**WHAT YOU HAVE TO DO:**
Copy every line that mentions the word "Real".

**Data entries:**
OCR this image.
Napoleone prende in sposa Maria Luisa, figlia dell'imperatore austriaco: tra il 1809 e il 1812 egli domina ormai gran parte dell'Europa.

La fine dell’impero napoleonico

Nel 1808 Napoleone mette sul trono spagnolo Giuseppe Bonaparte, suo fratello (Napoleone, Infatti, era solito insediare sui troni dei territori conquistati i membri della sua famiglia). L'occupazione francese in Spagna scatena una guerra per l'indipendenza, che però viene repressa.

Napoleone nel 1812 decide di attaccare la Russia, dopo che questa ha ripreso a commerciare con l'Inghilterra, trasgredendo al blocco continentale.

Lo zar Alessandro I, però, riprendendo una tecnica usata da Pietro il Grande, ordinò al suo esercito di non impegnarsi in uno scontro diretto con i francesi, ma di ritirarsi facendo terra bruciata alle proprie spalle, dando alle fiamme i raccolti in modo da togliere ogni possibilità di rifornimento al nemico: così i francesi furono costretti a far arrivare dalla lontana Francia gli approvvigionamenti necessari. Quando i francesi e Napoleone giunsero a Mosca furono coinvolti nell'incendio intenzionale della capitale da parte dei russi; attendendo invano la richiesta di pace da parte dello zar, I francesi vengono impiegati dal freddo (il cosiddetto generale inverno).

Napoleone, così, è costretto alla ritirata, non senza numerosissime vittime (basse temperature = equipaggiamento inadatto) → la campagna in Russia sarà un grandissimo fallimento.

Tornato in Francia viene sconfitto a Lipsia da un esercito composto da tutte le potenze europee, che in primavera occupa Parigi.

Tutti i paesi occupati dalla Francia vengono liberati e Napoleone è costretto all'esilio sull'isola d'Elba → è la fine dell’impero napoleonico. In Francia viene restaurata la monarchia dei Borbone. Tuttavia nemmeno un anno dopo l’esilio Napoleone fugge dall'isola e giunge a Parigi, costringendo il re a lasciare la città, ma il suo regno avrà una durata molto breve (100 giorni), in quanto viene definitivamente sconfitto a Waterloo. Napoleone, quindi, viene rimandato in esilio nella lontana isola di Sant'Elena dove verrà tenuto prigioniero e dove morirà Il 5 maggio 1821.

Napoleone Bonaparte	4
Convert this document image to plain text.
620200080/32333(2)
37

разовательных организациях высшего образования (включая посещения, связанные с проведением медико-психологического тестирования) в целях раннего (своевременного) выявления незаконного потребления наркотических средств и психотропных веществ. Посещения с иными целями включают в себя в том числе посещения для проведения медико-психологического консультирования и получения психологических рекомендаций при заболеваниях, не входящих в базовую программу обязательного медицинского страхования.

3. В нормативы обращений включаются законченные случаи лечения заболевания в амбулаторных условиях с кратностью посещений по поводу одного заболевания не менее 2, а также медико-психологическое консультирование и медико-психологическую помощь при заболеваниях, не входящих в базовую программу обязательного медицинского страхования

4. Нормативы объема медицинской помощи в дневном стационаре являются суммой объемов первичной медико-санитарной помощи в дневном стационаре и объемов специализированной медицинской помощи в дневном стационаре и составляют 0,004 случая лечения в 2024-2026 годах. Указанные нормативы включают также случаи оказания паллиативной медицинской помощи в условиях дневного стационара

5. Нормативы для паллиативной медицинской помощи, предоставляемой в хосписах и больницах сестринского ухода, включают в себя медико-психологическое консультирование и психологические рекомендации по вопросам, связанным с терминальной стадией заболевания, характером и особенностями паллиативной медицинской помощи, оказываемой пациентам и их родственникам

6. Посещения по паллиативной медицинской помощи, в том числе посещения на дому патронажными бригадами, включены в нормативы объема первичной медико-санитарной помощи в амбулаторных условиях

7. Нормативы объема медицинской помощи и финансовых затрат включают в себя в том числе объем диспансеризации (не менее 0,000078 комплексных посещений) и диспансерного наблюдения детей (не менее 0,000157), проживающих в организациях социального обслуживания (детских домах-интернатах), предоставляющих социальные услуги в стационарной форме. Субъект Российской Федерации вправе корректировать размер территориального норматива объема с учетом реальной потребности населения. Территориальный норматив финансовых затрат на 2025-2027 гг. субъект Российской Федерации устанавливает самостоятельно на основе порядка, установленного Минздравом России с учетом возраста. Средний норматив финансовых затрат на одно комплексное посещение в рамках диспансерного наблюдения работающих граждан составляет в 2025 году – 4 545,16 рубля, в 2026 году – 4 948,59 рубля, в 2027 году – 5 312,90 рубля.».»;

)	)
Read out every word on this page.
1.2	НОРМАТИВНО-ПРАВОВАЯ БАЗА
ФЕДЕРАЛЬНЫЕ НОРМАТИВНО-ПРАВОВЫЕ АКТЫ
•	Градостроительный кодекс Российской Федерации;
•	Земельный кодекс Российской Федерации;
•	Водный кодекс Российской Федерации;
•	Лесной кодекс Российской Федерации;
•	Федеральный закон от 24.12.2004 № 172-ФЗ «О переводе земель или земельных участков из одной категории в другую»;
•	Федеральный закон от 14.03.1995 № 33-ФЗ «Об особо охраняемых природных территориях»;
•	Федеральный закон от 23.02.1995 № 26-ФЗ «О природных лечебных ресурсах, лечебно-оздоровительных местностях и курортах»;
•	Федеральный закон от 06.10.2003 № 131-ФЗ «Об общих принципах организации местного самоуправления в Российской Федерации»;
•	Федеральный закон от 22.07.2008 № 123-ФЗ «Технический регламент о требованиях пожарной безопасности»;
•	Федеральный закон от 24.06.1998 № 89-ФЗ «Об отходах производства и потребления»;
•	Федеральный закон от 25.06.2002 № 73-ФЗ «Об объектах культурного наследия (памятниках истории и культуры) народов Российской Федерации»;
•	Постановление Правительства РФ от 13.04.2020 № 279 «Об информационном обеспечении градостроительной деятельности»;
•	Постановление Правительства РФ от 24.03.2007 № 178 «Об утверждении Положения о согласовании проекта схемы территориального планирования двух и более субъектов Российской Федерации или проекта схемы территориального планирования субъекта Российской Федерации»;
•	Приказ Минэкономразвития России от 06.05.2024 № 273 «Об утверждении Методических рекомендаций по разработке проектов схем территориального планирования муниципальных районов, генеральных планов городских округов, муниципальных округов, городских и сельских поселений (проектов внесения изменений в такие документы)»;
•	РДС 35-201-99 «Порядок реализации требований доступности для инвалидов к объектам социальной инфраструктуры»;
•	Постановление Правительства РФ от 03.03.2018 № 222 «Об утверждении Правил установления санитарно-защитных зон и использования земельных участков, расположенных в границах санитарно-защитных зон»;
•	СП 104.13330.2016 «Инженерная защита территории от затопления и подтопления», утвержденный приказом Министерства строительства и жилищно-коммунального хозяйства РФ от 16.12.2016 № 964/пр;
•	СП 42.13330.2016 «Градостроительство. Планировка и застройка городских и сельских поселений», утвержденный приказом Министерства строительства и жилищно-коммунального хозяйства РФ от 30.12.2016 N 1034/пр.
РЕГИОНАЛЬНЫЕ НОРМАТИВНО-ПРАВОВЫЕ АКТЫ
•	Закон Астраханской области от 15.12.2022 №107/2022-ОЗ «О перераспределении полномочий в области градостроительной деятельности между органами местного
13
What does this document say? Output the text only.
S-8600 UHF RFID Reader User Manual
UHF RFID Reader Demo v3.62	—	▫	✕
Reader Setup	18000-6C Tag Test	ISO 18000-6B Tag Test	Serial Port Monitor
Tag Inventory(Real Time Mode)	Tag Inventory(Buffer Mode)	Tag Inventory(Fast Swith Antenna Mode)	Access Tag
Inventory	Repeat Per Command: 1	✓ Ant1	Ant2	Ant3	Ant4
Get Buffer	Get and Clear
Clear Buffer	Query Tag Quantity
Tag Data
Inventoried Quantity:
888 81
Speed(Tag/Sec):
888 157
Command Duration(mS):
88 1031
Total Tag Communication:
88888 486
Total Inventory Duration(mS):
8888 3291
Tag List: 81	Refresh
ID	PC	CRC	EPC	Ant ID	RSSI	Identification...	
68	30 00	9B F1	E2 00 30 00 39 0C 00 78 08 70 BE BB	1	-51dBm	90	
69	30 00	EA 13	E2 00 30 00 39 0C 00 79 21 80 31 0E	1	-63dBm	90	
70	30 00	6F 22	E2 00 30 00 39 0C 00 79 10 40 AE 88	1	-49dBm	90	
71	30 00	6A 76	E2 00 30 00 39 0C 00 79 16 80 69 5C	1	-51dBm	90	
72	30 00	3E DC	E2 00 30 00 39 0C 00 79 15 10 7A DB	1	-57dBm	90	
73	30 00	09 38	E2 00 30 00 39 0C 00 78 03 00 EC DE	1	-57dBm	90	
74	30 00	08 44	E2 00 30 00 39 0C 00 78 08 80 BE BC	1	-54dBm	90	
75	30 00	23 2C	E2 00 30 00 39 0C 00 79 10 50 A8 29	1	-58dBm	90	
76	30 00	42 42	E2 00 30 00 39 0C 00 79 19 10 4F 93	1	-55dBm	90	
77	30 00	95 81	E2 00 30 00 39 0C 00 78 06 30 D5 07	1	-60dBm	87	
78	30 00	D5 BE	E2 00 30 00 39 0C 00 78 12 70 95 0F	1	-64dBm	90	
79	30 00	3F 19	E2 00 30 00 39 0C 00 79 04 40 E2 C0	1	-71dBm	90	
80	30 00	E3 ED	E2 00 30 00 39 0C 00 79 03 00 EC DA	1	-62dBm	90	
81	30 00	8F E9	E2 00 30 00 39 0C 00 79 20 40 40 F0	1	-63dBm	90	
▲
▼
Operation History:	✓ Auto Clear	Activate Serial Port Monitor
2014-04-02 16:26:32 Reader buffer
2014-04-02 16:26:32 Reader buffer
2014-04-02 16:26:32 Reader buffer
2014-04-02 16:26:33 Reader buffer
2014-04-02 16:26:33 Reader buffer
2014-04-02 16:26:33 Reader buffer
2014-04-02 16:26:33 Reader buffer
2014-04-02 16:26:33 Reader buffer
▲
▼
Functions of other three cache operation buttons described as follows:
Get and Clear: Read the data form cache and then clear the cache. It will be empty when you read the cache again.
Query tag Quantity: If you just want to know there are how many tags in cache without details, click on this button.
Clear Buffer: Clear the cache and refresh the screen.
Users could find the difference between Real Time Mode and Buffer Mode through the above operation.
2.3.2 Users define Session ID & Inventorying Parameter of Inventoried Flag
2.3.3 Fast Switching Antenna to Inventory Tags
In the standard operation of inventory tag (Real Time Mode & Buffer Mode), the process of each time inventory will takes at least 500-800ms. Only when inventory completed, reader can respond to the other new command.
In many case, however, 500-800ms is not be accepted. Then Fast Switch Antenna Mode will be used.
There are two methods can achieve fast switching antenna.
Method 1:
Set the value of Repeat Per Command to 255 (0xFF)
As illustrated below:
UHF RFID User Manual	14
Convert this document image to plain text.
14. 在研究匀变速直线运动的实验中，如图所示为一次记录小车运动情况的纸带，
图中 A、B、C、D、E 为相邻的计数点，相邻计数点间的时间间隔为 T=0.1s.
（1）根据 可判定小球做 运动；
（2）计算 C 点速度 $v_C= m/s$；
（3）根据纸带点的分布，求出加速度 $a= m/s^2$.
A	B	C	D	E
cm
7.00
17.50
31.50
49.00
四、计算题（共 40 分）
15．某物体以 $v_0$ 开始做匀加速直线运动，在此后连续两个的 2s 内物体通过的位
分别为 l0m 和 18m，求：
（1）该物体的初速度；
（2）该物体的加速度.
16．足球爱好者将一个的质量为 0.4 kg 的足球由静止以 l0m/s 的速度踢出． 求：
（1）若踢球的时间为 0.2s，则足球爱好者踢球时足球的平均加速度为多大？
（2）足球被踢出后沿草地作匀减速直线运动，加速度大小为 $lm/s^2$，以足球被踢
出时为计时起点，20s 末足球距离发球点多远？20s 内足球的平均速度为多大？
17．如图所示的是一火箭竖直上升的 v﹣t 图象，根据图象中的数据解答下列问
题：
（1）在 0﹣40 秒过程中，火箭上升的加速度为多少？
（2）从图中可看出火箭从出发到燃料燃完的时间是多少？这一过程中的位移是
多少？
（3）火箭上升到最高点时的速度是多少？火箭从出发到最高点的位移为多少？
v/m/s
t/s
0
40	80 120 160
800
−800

**SOLVED EXERCISE:**
Tag Inventory(Real Time Mode)	Tag Inventory(Buffer Mode)	Tag Inventory(Fast Swith Antenna Mode)	Access Tag
Users could find the difference between Real Time Mode and Buffer Mode through the above operation.
In the standard operation of inventory tag (Real Time Mode & Buffer Mode), the process of each time inventory will takes at least 500-800ms. Only when inventory completed, reader can respond to the other new command.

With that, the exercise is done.